Problem requirements: From the entries provided below, copy each line that contains the word "name".

Records provided:

####################

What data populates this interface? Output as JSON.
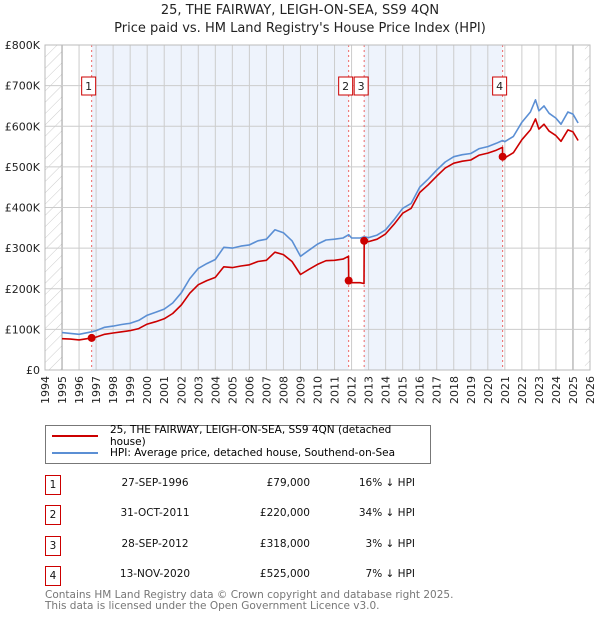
{
  "chart_data": {
    "type": "line",
    "title": "25, THE FAIRWAY, LEIGH-ON-SEA, SS9 4QN",
    "subtitle": "Price paid vs. HM Land Registry's House Price Index (HPI)",
    "xlim": [
      1994,
      2026
    ],
    "ylim": [
      0,
      800000
    ],
    "y_ticks": [
      {
        "value": 0,
        "label": "£0"
      },
      {
        "value": 100000,
        "label": "£100K"
      },
      {
        "value": 200000,
        "label": "£200K"
      },
      {
        "value": 300000,
        "label": "£300K"
      },
      {
        "value": 400000,
        "label": "£400K"
      },
      {
        "value": 500000,
        "label": "£500K"
      },
      {
        "value": 600000,
        "label": "£600K"
      },
      {
        "value": 700000,
        "label": "£700K"
      },
      {
        "value": 800000,
        "label": "£800K"
      }
    ],
    "x_ticks": [
      "1994",
      "1995",
      "1996",
      "1997",
      "1998",
      "1999",
      "2000",
      "2001",
      "2002",
      "2003",
      "2004",
      "2005",
      "2006",
      "2007",
      "2008",
      "2009",
      "2010",
      "2011",
      "2012",
      "2013",
      "2014",
      "2015",
      "2016",
      "2017",
      "2018",
      "2019",
      "2020",
      "2021",
      "2022",
      "2023",
      "2024",
      "2025",
      "2026"
    ],
    "grid": true,
    "colors": {
      "price": "#cc0000",
      "hpi": "#5b8fd4",
      "shade": "#eef3fc",
      "grid": "#cccccc"
    },
    "series": [
      {
        "name": "25, THE FAIRWAY, LEIGH-ON-SEA, SS9 4QN (detached house)",
        "color": "#cc0000",
        "x": [
          1995.0,
          1995.5,
          1996.0,
          1996.74,
          1997.0,
          1997.5,
          1998.0,
          1998.5,
          1999.0,
          1999.5,
          2000.0,
          2000.5,
          2001.0,
          2001.5,
          2002.0,
          2002.5,
          2003.0,
          2003.5,
          2004.0,
          2004.5,
          2005.0,
          2005.5,
          2006.0,
          2006.5,
          2007.0,
          2007.5,
          2008.0,
          2008.5,
          2009.0,
          2009.5,
          2010.0,
          2010.5,
          2011.0,
          2011.5,
          2011.82,
          2011.83,
          2012.0,
          2012.5,
          2012.73,
          2012.74,
          2013.0,
          2013.5,
          2014.0,
          2014.5,
          2015.0,
          2015.5,
          2016.0,
          2016.5,
          2017.0,
          2017.5,
          2018.0,
          2018.5,
          2019.0,
          2019.5,
          2020.0,
          2020.5,
          2020.86,
          2020.87,
          2021.0,
          2021.5,
          2022.0,
          2022.5,
          2022.8,
          2023.0,
          2023.3,
          2023.6,
          2024.0,
          2024.3,
          2024.7,
          2025.0,
          2025.3
        ],
        "values": [
          77,
          76,
          74,
          79,
          81,
          88,
          91,
          94,
          97,
          102,
          113,
          119,
          126,
          139,
          160,
          189,
          210,
          220,
          228,
          254,
          252,
          256,
          259,
          267,
          270,
          290,
          284,
          267,
          235,
          248,
          260,
          269,
          270,
          273,
          280,
          220,
          215,
          215,
          213,
          318,
          316,
          322,
          335,
          359,
          386,
          398,
          437,
          456,
          477,
          497,
          509,
          514,
          517,
          529,
          534,
          541,
          548,
          525,
          522,
          535,
          567,
          591,
          618,
          593,
          605,
          588,
          577,
          563,
          591,
          586,
          565
        ],
        "unit": "thousand GBP"
      },
      {
        "name": "HPI: Average price, detached house, Southend-on-Sea",
        "color": "#5b8fd4",
        "x": [
          1995.0,
          1995.5,
          1996.0,
          1996.74,
          1997.0,
          1997.5,
          1998.0,
          1998.5,
          1999.0,
          1999.5,
          2000.0,
          2000.5,
          2001.0,
          2001.5,
          2002.0,
          2002.5,
          2003.0,
          2003.5,
          2004.0,
          2004.5,
          2005.0,
          2005.5,
          2006.0,
          2006.5,
          2007.0,
          2007.5,
          2008.0,
          2008.5,
          2009.0,
          2009.5,
          2010.0,
          2010.5,
          2011.0,
          2011.5,
          2011.83,
          2012.0,
          2012.5,
          2012.74,
          2013.0,
          2013.5,
          2014.0,
          2014.5,
          2015.0,
          2015.5,
          2016.0,
          2016.5,
          2017.0,
          2017.5,
          2018.0,
          2018.5,
          2019.0,
          2019.5,
          2020.0,
          2020.5,
          2020.87,
          2021.0,
          2021.5,
          2022.0,
          2022.5,
          2022.8,
          2023.0,
          2023.3,
          2023.6,
          2024.0,
          2024.3,
          2024.7,
          2025.0,
          2025.3
        ],
        "values": [
          92,
          90,
          88,
          94,
          97,
          105,
          108,
          112,
          115,
          122,
          135,
          142,
          150,
          165,
          190,
          225,
          250,
          262,
          272,
          302,
          300,
          305,
          308,
          318,
          322,
          345,
          338,
          318,
          280,
          295,
          310,
          320,
          322,
          325,
          333,
          325,
          325,
          328,
          326,
          332,
          345,
          370,
          398,
          410,
          450,
          470,
          492,
          512,
          525,
          530,
          533,
          545,
          550,
          558,
          565,
          562,
          575,
          610,
          635,
          665,
          638,
          650,
          632,
          620,
          605,
          635,
          630,
          608
        ],
        "unit": "thousand GBP"
      }
    ],
    "data_range": [
      1995.0,
      2025.7
    ],
    "legend": {
      "placement": "below",
      "entries": [
        "25, THE FAIRWAY, LEIGH-ON-SEA, SS9 4QN (detached house)",
        "HPI: Average price, detached house, Southend-on-Sea"
      ]
    },
    "sales": [
      {
        "num": "1",
        "year": 1996.74,
        "value": 79,
        "date": "27-SEP-1996",
        "price": "£79,000",
        "hpi": "16% ↓ HPI"
      },
      {
        "num": "2",
        "year": 2011.83,
        "value": 220,
        "date": "31-OCT-2011",
        "price": "£220,000",
        "hpi": "34% ↓ HPI"
      },
      {
        "num": "3",
        "year": 2012.74,
        "value": 318,
        "date": "28-SEP-2012",
        "price": "£318,000",
        "hpi": "3% ↓ HPI"
      },
      {
        "num": "4",
        "year": 2020.87,
        "value": 525,
        "date": "13-NOV-2020",
        "price": "£525,000",
        "hpi": "7% ↓ HPI"
      }
    ]
  },
  "footer": {
    "line1": "Contains HM Land Registry data © Crown copyright and database right 2025.",
    "line2": "This data is licensed under the Open Government Licence v3.0."
  }
}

####################

Correct result:
        "name": "25, THE FAIRWAY, LEIGH-ON-SEA, SS9 4QN (detached house)",
        "name": "HPI: Average price, detached house, Southend-on-Sea",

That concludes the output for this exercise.